Items from a data source:

☆ ☆ ☆

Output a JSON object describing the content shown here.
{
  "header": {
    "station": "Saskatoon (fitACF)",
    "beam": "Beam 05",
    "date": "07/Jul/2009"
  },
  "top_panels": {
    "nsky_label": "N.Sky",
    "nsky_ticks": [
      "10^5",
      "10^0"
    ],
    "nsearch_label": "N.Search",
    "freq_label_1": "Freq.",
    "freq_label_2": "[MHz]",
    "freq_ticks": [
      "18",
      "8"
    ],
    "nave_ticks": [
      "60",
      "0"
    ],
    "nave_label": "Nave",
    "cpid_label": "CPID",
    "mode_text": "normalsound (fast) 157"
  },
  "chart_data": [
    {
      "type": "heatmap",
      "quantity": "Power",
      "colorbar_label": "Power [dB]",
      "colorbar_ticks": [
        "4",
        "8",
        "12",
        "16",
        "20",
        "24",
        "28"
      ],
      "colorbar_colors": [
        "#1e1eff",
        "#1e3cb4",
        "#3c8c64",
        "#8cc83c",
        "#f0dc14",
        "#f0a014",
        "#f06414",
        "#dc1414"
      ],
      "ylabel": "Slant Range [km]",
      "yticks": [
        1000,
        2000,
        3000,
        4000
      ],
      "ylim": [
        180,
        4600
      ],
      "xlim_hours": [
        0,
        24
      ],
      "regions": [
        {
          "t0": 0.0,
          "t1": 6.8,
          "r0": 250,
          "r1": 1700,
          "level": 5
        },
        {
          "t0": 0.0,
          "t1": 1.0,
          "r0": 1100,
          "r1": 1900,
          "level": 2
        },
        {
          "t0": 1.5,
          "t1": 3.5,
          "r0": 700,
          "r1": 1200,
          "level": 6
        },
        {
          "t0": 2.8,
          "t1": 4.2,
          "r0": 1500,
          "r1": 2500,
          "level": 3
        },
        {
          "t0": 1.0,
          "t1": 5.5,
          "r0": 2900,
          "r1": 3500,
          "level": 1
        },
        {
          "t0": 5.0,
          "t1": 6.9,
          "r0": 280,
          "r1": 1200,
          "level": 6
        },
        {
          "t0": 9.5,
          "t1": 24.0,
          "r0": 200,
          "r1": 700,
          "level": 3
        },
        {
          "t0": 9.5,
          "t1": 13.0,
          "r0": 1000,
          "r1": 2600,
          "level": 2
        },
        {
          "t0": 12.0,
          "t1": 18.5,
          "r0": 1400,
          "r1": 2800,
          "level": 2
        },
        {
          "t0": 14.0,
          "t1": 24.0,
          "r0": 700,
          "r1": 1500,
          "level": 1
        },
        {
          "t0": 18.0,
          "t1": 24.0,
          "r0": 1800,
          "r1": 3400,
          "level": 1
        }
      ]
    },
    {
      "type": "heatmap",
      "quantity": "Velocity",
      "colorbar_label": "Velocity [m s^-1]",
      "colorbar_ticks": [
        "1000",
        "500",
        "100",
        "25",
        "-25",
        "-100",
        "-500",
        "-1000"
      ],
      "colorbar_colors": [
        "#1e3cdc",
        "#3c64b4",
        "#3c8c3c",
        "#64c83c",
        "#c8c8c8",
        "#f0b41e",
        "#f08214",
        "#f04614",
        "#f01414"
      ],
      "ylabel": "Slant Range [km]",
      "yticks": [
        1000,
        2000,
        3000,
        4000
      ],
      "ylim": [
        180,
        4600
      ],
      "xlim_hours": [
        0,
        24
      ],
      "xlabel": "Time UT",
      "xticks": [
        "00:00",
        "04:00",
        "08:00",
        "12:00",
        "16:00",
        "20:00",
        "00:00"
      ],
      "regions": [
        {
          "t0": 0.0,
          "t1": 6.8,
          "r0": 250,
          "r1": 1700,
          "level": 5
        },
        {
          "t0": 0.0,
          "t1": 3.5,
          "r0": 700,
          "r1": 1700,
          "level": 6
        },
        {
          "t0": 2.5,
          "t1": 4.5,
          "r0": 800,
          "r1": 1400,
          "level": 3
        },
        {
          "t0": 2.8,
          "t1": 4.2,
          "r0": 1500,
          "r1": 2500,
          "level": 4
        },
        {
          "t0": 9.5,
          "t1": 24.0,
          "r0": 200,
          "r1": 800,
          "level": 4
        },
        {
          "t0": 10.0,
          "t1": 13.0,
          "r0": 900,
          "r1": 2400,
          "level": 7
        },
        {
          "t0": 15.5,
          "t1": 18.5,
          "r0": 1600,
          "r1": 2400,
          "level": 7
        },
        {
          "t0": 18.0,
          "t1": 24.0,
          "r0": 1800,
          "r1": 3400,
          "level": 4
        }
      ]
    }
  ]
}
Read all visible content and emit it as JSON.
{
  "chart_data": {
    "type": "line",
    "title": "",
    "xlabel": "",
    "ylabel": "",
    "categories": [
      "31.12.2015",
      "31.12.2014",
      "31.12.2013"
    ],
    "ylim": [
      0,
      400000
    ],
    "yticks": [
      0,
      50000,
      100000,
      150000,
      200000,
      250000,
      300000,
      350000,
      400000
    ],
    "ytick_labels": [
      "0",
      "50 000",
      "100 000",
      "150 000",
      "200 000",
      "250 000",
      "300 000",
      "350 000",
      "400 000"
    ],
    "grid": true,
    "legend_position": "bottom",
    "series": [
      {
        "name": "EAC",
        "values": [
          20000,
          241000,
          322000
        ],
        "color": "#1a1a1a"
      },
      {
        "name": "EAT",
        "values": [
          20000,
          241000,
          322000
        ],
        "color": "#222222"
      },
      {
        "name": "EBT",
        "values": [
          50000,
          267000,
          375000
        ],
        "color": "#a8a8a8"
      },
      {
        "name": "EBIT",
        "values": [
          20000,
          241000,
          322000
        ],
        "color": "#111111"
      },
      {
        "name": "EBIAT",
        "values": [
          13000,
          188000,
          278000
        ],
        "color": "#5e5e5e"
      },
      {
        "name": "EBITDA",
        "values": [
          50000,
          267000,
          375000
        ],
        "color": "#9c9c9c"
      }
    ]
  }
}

☆ ☆ ☆

__Aim of the task__
Your task is to transcribe the listing above in full, exactly as given.

__Solution to this problem__
Output a JSON object describing the content shown here.
{
  "header": {
    "station": "Saskatoon (fitACF)",
    "beam": "Beam 05",
    "date": "07/Jul/2009"
  },
  "top_panels": {
    "nsky_label": "N.Sky",
    "nsky_ticks": [
      "10^5",
      "10^0"
    ],
    "nsearch_label": "N.Search",
    "freq_label_1": "Freq.",
    "freq_label_2": "[MHz]",
    "freq_ticks": [
      "18",
      "8"
    ],
    "nave_ticks": [
      "60",
      "0"
    ],
    "nave_label": "Nave",
    "cpid_label": "CPID",
    "mode_text": "normalsound (fast) 157"
  },
  "chart_data": [
    {
      "type": "heatmap",
      "quantity": "Power",
      "colorbar_label": "Power [dB]",
      "colorbar_ticks": [
        "4",
        "8",
        "12",
        "16",
        "20",
        "24",
        "28"
      ],
      "colorbar_colors": [
        "#1e1eff",
        "#1e3cb4",
        "#3c8c64",
        "#8cc83c",
        "#f0dc14",
        "#f0a014",
        "#f06414",
        "#dc1414"
      ],
      "ylabel": "Slant Range [km]",
      "yticks": [
        1000,
        2000,
        3000,
        4000
      ],
      "ylim": [
        180,
        4600
      ],
      "xlim_hours": [
        0,
        24
      ],
      "regions": [
        {
          "t0": 0.0,
          "t1": 6.8,
          "r0": 250,
          "r1": 1700,
          "level": 5
        },
        {
          "t0": 0.0,
          "t1": 1.0,
          "r0": 1100,
          "r1": 1900,
          "level": 2
        },
        {
          "t0": 1.5,
          "t1": 3.5,
          "r0": 700,
          "r1": 1200,
          "level": 6
        },
        {
          "t0": 2.8,
          "t1": 4.2,
          "r0": 1500,
          "r1": 2500,
          "level": 3
        },
        {
          "t0": 1.0,
          "t1": 5.5,
          "r0": 2900,
          "r1": 3500,
          "level": 1
        },
        {
          "t0": 5.0,
          "t1": 6.9,
          "r0": 280,
          "r1": 1200,
          "level": 6
        },
        {
          "t0": 9.5,
          "t1": 24.0,
          "r0": 200,
          "r1": 700,
          "level": 3
        },
        {
          "t0": 9.5,
          "t1": 13.0,
          "r0": 1000,
          "r1": 2600,
          "level": 2
        },
        {
          "t0": 12.0,
          "t1": 18.5,
          "r0": 1400,
          "r1": 2800,
          "level": 2
        },
        {
          "t0": 14.0,
          "t1": 24.0,
          "r0": 700,
          "r1": 1500,
          "level": 1
        },
        {
          "t0": 18.0,
          "t1": 24.0,
          "r0": 1800,
          "r1": 3400,
          "level": 1
        }
      ]
    },
    {
      "type": "heatmap",
      "quantity": "Velocity",
      "colorbar_label": "Velocity [m s^-1]",
      "colorbar_ticks": [
        "1000",
        "500",
        "100",
        "25",
        "-25",
        "-100",
        "-500",
        "-1000"
      ],
      "colorbar_colors": [
        "#1e3cdc",
        "#3c64b4",
        "#3c8c3c",
        "#64c83c",
        "#c8c8c8",
        "#f0b41e",
        "#f08214",
        "#f04614",
        "#f01414"
      ],
      "ylabel": "Slant Range [km]",
      "yticks": [
        1000,
        2000,
        3000,
        4000
      ],
      "ylim": [
        180,
        4600
      ],
      "xlim_hours": [
        0,
        24
      ],
      "xlabel": "Time UT",
      "xticks": [
        "00:00",
        "04:00",
        "08:00",
        "12:00",
        "16:00",
        "20:00",
        "00:00"
      ],
      "regions": [
        {
          "t0": 0.0,
          "t1": 6.8,
          "r0": 250,
          "r1": 1700,
          "level": 5
        },
        {
          "t0": 0.0,
          "t1": 3.5,
          "r0": 700,
          "r1": 1700,
          "level": 6
        },
        {
          "t0": 2.5,
          "t1": 4.5,
          "r0": 800,
          "r1": 1400,
          "level": 3
        },
        {
          "t0": 2.8,
          "t1": 4.2,
          "r0": 1500,
          "r1": 2500,
          "level": 4
        },
        {
          "t0": 9.5,
          "t1": 24.0,
          "r0": 200,
          "r1": 800,
          "level": 4
        },
        {
          "t0": 10.0,
          "t1": 13.0,
          "r0": 900,
          "r1": 2400,
          "level": 7
        },
        {
          "t0": 15.5,
          "t1": 18.5,
          "r0": 1600,
          "r1": 2400,
          "level": 7
        },
        {
          "t0": 18.0,
          "t1": 24.0,
          "r0": 1800,
          "r1": 3400,
          "level": 4
        }
      ]
    }
  ]
}
Read all visible content and emit it as JSON.
{
  "chart_data": {
    "type": "line",
    "title": "",
    "xlabel": "",
    "ylabel": "",
    "categories": [
      "31.12.2015",
      "31.12.2014",
      "31.12.2013"
    ],
    "ylim": [
      0,
      400000
    ],
    "yticks": [
      0,
      50000,
      100000,
      150000,
      200000,
      250000,
      300000,
      350000,
      400000
    ],
    "ytick_labels": [
      "0",
      "50 000",
      "100 000",
      "150 000",
      "200 000",
      "250 000",
      "300 000",
      "350 000",
      "400 000"
    ],
    "grid": true,
    "legend_position": "bottom",
    "series": [
      {
        "name": "EAC",
        "values": [
          20000,
          241000,
          322000
        ],
        "color": "#1a1a1a"
      },
      {
        "name": "EAT",
        "values": [
          20000,
          241000,
          322000
        ],
        "color": "#222222"
      },
      {
        "name": "EBT",
        "values": [
          50000,
          267000,
          375000
        ],
        "color": "#a8a8a8"
      },
      {
        "name": "EBIT",
        "values": [
          20000,
          241000,
          322000
        ],
        "color": "#111111"
      },
      {
        "name": "EBIAT",
        "values": [
          13000,
          188000,
          278000
        ],
        "color": "#5e5e5e"
      },
      {
        "name": "EBITDA",
        "values": [
          50000,
          267000,
          375000
        ],
        "color": "#9c9c9c"
      }
    ]
  }
}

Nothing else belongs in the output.